DATA SHOWN:
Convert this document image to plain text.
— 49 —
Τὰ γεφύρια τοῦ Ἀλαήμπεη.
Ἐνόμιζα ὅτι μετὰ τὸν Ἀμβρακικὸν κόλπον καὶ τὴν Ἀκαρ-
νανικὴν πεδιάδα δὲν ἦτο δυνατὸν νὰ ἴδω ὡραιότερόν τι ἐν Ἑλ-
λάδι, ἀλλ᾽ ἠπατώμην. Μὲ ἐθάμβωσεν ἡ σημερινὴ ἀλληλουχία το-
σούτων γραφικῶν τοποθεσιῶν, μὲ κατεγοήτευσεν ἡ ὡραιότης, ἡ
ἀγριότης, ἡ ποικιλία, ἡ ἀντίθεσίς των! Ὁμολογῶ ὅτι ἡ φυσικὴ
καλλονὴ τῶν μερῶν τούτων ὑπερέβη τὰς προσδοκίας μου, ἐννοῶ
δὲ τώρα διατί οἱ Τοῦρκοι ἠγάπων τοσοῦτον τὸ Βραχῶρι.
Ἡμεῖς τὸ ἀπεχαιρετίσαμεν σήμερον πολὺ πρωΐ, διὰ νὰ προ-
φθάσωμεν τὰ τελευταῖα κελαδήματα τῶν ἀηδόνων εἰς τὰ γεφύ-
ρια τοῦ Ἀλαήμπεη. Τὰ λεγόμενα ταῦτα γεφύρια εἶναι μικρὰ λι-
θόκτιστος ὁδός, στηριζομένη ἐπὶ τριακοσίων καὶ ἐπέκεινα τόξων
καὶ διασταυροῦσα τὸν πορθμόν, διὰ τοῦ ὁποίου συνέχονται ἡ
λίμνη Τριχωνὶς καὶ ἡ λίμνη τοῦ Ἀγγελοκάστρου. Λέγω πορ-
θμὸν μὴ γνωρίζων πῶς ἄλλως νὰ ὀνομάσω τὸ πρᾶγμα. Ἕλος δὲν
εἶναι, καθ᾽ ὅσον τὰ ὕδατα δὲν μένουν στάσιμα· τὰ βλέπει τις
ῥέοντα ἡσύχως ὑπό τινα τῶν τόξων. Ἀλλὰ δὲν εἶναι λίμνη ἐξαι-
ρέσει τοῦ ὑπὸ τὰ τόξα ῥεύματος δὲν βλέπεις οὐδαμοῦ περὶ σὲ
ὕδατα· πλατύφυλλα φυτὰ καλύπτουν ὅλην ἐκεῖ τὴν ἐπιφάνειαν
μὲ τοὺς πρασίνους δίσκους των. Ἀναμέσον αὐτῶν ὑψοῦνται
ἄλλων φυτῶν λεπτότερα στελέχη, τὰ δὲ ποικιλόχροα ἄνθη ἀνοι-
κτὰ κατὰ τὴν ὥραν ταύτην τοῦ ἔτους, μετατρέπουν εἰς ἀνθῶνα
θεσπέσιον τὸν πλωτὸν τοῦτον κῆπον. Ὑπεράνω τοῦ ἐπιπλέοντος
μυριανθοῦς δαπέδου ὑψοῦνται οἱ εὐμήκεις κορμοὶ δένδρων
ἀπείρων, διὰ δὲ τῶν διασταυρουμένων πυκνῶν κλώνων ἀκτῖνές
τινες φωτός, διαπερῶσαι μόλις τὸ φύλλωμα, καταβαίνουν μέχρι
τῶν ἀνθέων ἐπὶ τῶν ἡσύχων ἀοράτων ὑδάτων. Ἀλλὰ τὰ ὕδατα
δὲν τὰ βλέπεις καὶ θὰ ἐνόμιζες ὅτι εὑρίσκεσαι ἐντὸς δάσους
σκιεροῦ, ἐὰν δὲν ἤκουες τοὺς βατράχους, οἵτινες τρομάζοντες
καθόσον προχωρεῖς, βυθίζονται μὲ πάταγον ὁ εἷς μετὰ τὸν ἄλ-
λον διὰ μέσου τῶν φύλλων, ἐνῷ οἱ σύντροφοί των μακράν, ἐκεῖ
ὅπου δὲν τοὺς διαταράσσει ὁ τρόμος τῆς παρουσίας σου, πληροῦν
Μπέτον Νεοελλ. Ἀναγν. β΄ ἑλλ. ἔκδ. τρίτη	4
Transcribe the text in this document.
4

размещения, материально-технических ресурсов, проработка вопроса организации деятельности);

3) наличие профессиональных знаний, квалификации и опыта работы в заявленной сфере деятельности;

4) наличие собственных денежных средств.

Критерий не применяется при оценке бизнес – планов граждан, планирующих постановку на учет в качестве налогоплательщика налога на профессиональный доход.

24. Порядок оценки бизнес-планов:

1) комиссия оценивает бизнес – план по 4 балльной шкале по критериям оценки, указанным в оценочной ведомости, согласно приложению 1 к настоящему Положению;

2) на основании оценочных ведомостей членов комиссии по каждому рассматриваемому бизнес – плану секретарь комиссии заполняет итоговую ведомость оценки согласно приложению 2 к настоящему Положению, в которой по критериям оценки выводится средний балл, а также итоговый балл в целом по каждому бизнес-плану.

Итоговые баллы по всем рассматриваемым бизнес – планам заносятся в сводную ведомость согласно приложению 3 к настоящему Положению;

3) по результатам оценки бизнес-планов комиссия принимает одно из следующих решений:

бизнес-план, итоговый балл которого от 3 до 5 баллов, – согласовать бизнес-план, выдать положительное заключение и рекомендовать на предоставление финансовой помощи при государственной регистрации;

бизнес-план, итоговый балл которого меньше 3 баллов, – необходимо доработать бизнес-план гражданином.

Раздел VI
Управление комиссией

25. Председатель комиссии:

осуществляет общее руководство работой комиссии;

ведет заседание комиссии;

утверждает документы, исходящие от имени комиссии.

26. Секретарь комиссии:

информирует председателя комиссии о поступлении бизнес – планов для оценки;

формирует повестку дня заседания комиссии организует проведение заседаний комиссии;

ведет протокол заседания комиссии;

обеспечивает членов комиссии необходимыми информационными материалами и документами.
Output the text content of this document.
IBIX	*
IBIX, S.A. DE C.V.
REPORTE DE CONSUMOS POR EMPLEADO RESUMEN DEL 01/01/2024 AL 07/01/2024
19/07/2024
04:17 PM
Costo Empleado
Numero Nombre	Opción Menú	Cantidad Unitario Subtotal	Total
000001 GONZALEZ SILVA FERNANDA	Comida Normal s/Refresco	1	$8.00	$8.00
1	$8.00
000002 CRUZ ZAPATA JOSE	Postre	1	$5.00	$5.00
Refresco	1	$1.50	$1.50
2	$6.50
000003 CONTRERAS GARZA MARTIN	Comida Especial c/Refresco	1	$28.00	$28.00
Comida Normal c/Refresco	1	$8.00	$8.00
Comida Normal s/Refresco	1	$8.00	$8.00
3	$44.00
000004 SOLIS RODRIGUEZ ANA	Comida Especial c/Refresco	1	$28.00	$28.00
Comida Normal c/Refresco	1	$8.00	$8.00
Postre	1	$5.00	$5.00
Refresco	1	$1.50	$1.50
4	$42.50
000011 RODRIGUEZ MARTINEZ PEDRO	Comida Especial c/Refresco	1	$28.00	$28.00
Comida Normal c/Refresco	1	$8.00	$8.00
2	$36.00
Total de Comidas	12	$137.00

PROMPT:
Copy each line of the data exactly, leaving nothing out.

RESPONSE TO THIS TASK:
Convert this document image to plain text.
— 49 —
Τὰ γεφύρια τοῦ Ἀλαήμπεη.
Ἐνόμιζα ὅτι μετὰ τὸν Ἀμβρακικὸν κόλπον καὶ τὴν Ἀκαρ-
νανικὴν πεδιάδα δὲν ἦτο δυνατὸν νὰ ἴδω ὡραιότερόν τι ἐν Ἑλ-
λάδι, ἀλλ᾽ ἠπατώμην. Μὲ ἐθάμβωσεν ἡ σημερινὴ ἀλληλουχία το-
σούτων γραφικῶν τοποθεσιῶν, μὲ κατεγοήτευσεν ἡ ὡραιότης, ἡ
ἀγριότης, ἡ ποικιλία, ἡ ἀντίθεσίς των! Ὁμολογῶ ὅτι ἡ φυσικὴ
καλλονὴ τῶν μερῶν τούτων ὑπερέβη τὰς προσδοκίας μου, ἐννοῶ
δὲ τώρα διατί οἱ Τοῦρκοι ἠγάπων τοσοῦτον τὸ Βραχῶρι.
Ἡμεῖς τὸ ἀπεχαιρετίσαμεν σήμερον πολὺ πρωΐ, διὰ νὰ προ-
φθάσωμεν τὰ τελευταῖα κελαδήματα τῶν ἀηδόνων εἰς τὰ γεφύ-
ρια τοῦ Ἀλαήμπεη. Τὰ λεγόμενα ταῦτα γεφύρια εἶναι μικρὰ λι-
θόκτιστος ὁδός, στηριζομένη ἐπὶ τριακοσίων καὶ ἐπέκεινα τόξων
καὶ διασταυροῦσα τὸν πορθμόν, διὰ τοῦ ὁποίου συνέχονται ἡ
λίμνη Τριχωνὶς καὶ ἡ λίμνη τοῦ Ἀγγελοκάστρου. Λέγω πορ-
θμὸν μὴ γνωρίζων πῶς ἄλλως νὰ ὀνομάσω τὸ πρᾶγμα. Ἕλος δὲν
εἶναι, καθ᾽ ὅσον τὰ ὕδατα δὲν μένουν στάσιμα· τὰ βλέπει τις
ῥέοντα ἡσύχως ὑπό τινα τῶν τόξων. Ἀλλὰ δὲν εἶναι λίμνη ἐξαι-
ρέσει τοῦ ὑπὸ τὰ τόξα ῥεύματος δὲν βλέπεις οὐδαμοῦ περὶ σὲ
ὕδατα· πλατύφυλλα φυτὰ καλύπτουν ὅλην ἐκεῖ τὴν ἐπιφάνειαν
μὲ τοὺς πρασίνους δίσκους των. Ἀναμέσον αὐτῶν ὑψοῦνται
ἄλλων φυτῶν λεπτότερα στελέχη, τὰ δὲ ποικιλόχροα ἄνθη ἀνοι-
κτὰ κατὰ τὴν ὥραν ταύτην τοῦ ἔτους, μετατρέπουν εἰς ἀνθῶνα
θεσπέσιον τὸν πλωτὸν τοῦτον κῆπον. Ὑπεράνω τοῦ ἐπιπλέοντος
μυριανθοῦς δαπέδου ὑψοῦνται οἱ εὐμήκεις κορμοὶ δένδρων
ἀπείρων, διὰ δὲ τῶν διασταυρουμένων πυκνῶν κλώνων ἀκτῖνές
τινες φωτός, διαπερῶσαι μόλις τὸ φύλλωμα, καταβαίνουν μέχρι
τῶν ἀνθέων ἐπὶ τῶν ἡσύχων ἀοράτων ὑδάτων. Ἀλλὰ τὰ ὕδατα
δὲν τὰ βλέπεις καὶ θὰ ἐνόμιζες ὅτι εὑρίσκεσαι ἐντὸς δάσους
σκιεροῦ, ἐὰν δὲν ἤκουες τοὺς βατράχους, οἵτινες τρομάζοντες
καθόσον προχωρεῖς, βυθίζονται μὲ πάταγον ὁ εἷς μετὰ τὸν ἄλ-
λον διὰ μέσου τῶν φύλλων, ἐνῷ οἱ σύντροφοί των μακράν, ἐκεῖ
ὅπου δὲν τοὺς διαταράσσει ὁ τρόμος τῆς παρουσίας σου, πληροῦν
Μπέτον Νεοελλ. Ἀναγν. β΄ ἑλλ. ἔκδ. τρίτη	4
Transcribe the text in this document.
4

размещения, материально-технических ресурсов, проработка вопроса организации деятельности);

3) наличие профессиональных знаний, квалификации и опыта работы в заявленной сфере деятельности;

4) наличие собственных денежных средств.

Критерий не применяется при оценке бизнес – планов граждан, планирующих постановку на учет в качестве налогоплательщика налога на профессиональный доход.

24. Порядок оценки бизнес-планов:

1) комиссия оценивает бизнес – план по 4 балльной шкале по критериям оценки, указанным в оценочной ведомости, согласно приложению 1 к настоящему Положению;

2) на основании оценочных ведомостей членов комиссии по каждому рассматриваемому бизнес – плану секретарь комиссии заполняет итоговую ведомость оценки согласно приложению 2 к настоящему Положению, в которой по критериям оценки выводится средний балл, а также итоговый балл в целом по каждому бизнес-плану.

Итоговые баллы по всем рассматриваемым бизнес – планам заносятся в сводную ведомость согласно приложению 3 к настоящему Положению;

3) по результатам оценки бизнес-планов комиссия принимает одно из следующих решений:

бизнес-план, итоговый балл которого от 3 до 5 баллов, – согласовать бизнес-план, выдать положительное заключение и рекомендовать на предоставление финансовой помощи при государственной регистрации;

бизнес-план, итоговый балл которого меньше 3 баллов, – необходимо доработать бизнес-план гражданином.

Раздел VI
Управление комиссией

25. Председатель комиссии:

осуществляет общее руководство работой комиссии;

ведет заседание комиссии;

утверждает документы, исходящие от имени комиссии.

26. Секретарь комиссии:

информирует председателя комиссии о поступлении бизнес – планов для оценки;

формирует повестку дня заседания комиссии организует проведение заседаний комиссии;

ведет протокол заседания комиссии;

обеспечивает членов комиссии необходимыми информационными материалами и документами.
Output the text content of this document.
IBIX	*
IBIX, S.A. DE C.V.
REPORTE DE CONSUMOS POR EMPLEADO RESUMEN DEL 01/01/2024 AL 07/01/2024
19/07/2024
04:17 PM
Costo Empleado
Numero Nombre	Opción Menú	Cantidad Unitario Subtotal	Total
000001 GONZALEZ SILVA FERNANDA	Comida Normal s/Refresco	1	$8.00	$8.00
1	$8.00
000002 CRUZ ZAPATA JOSE	Postre	1	$5.00	$5.00
Refresco	1	$1.50	$1.50
2	$6.50
000003 CONTRERAS GARZA MARTIN	Comida Especial c/Refresco	1	$28.00	$28.00
Comida Normal c/Refresco	1	$8.00	$8.00
Comida Normal s/Refresco	1	$8.00	$8.00
3	$44.00
000004 SOLIS RODRIGUEZ ANA	Comida Especial c/Refresco	1	$28.00	$28.00
Comida Normal c/Refresco	1	$8.00	$8.00
Postre	1	$5.00	$5.00
Refresco	1	$1.50	$1.50
4	$42.50
000011 RODRIGUEZ MARTINEZ PEDRO	Comida Especial c/Refresco	1	$28.00	$28.00
Comida Normal c/Refresco	1	$8.00	$8.00
2	$36.00
Total de Comidas	12	$137.00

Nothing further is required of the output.